*AIM OF THE EXERCISE*:
Below is a block of records; repeat each one exactly.

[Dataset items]
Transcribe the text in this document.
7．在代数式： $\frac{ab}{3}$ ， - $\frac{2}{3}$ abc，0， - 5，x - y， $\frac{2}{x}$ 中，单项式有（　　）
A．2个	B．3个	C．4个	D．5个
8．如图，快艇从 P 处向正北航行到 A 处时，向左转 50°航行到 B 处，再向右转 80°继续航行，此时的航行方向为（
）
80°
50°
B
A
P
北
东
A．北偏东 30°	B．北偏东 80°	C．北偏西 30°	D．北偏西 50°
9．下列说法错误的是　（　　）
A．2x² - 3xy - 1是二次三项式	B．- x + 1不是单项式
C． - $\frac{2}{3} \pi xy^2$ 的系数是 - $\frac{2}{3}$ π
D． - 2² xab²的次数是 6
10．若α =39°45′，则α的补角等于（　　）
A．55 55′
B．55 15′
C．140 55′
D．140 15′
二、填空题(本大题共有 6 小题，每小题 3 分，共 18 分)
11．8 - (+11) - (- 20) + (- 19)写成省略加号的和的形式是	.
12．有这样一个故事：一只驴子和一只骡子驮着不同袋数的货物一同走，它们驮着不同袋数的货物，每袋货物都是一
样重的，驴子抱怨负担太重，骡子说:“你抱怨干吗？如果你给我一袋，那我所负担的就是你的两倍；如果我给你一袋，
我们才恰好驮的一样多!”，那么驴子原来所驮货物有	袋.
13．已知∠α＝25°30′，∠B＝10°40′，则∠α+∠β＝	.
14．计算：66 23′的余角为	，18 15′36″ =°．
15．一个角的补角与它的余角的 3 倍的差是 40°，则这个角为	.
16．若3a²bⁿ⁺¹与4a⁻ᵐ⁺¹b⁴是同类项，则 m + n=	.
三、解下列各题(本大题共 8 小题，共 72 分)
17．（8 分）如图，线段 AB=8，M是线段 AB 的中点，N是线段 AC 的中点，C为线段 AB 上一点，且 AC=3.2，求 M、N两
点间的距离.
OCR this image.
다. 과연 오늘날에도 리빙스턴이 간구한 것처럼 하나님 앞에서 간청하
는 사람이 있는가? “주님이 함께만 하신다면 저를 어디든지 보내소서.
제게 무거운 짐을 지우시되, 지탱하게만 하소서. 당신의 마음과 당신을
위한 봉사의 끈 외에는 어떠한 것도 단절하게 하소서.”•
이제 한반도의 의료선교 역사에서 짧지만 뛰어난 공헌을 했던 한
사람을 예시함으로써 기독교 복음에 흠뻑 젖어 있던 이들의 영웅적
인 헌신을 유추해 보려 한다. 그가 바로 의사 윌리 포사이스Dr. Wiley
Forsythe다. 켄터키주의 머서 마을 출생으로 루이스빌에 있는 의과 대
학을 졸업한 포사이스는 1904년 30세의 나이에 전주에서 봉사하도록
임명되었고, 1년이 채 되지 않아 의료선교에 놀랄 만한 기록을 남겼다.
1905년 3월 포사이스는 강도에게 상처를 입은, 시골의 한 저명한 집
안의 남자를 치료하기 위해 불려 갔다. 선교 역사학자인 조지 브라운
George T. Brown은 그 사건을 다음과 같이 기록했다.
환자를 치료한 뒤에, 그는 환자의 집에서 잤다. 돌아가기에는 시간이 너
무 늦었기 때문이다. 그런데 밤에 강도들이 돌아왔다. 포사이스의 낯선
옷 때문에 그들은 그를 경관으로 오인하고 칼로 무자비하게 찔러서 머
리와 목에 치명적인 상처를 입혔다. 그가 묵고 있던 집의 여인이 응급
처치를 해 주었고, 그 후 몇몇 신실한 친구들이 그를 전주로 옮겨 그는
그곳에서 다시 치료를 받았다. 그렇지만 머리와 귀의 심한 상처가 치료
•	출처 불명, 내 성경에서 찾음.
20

*COMPLETE RESPONSE*:
Transcribe the text in this document.
7．在代数式： $\frac{ab}{3}$ ， - $\frac{2}{3}$ abc，0， - 5，x - y， $\frac{2}{x}$ 中，单项式有（　　）
A．2个	B．3个	C．4个	D．5个
8．如图，快艇从 P 处向正北航行到 A 处时，向左转 50°航行到 B 处，再向右转 80°继续航行，此时的航行方向为（
）
80°
50°
B
A
P
北
东
A．北偏东 30°	B．北偏东 80°	C．北偏西 30°	D．北偏西 50°
9．下列说法错误的是　（　　）
A．2x² - 3xy - 1是二次三项式	B．- x + 1不是单项式
C． - $\frac{2}{3} \pi xy^2$ 的系数是 - $\frac{2}{3}$ π
D． - 2² xab²的次数是 6
10．若α =39°45′，则α的补角等于（　　）
A．55 55′
B．55 15′
C．140 55′
D．140 15′
二、填空题(本大题共有 6 小题，每小题 3 分，共 18 分)
11．8 - (+11) - (- 20) + (- 19)写成省略加号的和的形式是	.
12．有这样一个故事：一只驴子和一只骡子驮着不同袋数的货物一同走，它们驮着不同袋数的货物，每袋货物都是一
样重的，驴子抱怨负担太重，骡子说:“你抱怨干吗？如果你给我一袋，那我所负担的就是你的两倍；如果我给你一袋，
我们才恰好驮的一样多!”，那么驴子原来所驮货物有	袋.
13．已知∠α＝25°30′，∠B＝10°40′，则∠α+∠β＝	.
14．计算：66 23′的余角为	，18 15′36″ =°．
15．一个角的补角与它的余角的 3 倍的差是 40°，则这个角为	.
16．若3a²bⁿ⁺¹与4a⁻ᵐ⁺¹b⁴是同类项，则 m + n=	.
三、解下列各题(本大题共 8 小题，共 72 分)
17．（8 分）如图，线段 AB=8，M是线段 AB 的中点，N是线段 AC 的中点，C为线段 AB 上一点，且 AC=3.2，求 M、N两
点间的距离.
OCR this image.
다. 과연 오늘날에도 리빙스턴이 간구한 것처럼 하나님 앞에서 간청하
는 사람이 있는가? “주님이 함께만 하신다면 저를 어디든지 보내소서.
제게 무거운 짐을 지우시되, 지탱하게만 하소서. 당신의 마음과 당신을
위한 봉사의 끈 외에는 어떠한 것도 단절하게 하소서.”•
이제 한반도의 의료선교 역사에서 짧지만 뛰어난 공헌을 했던 한
사람을 예시함으로써 기독교 복음에 흠뻑 젖어 있던 이들의 영웅적
인 헌신을 유추해 보려 한다. 그가 바로 의사 윌리 포사이스Dr. Wiley
Forsythe다. 켄터키주의 머서 마을 출생으로 루이스빌에 있는 의과 대
학을 졸업한 포사이스는 1904년 30세의 나이에 전주에서 봉사하도록
임명되었고, 1년이 채 되지 않아 의료선교에 놀랄 만한 기록을 남겼다.
1905년 3월 포사이스는 강도에게 상처를 입은, 시골의 한 저명한 집
안의 남자를 치료하기 위해 불려 갔다. 선교 역사학자인 조지 브라운
George T. Brown은 그 사건을 다음과 같이 기록했다.
환자를 치료한 뒤에, 그는 환자의 집에서 잤다. 돌아가기에는 시간이 너
무 늦었기 때문이다. 그런데 밤에 강도들이 돌아왔다. 포사이스의 낯선
옷 때문에 그들은 그를 경관으로 오인하고 칼로 무자비하게 찔러서 머
리와 목에 치명적인 상처를 입혔다. 그가 묵고 있던 집의 여인이 응급
처치를 해 주었고, 그 후 몇몇 신실한 친구들이 그를 전주로 옮겨 그는
그곳에서 다시 치료를 받았다. 그렇지만 머리와 귀의 심한 상처가 치료
•	출처 불명, 내 성경에서 찾음.
20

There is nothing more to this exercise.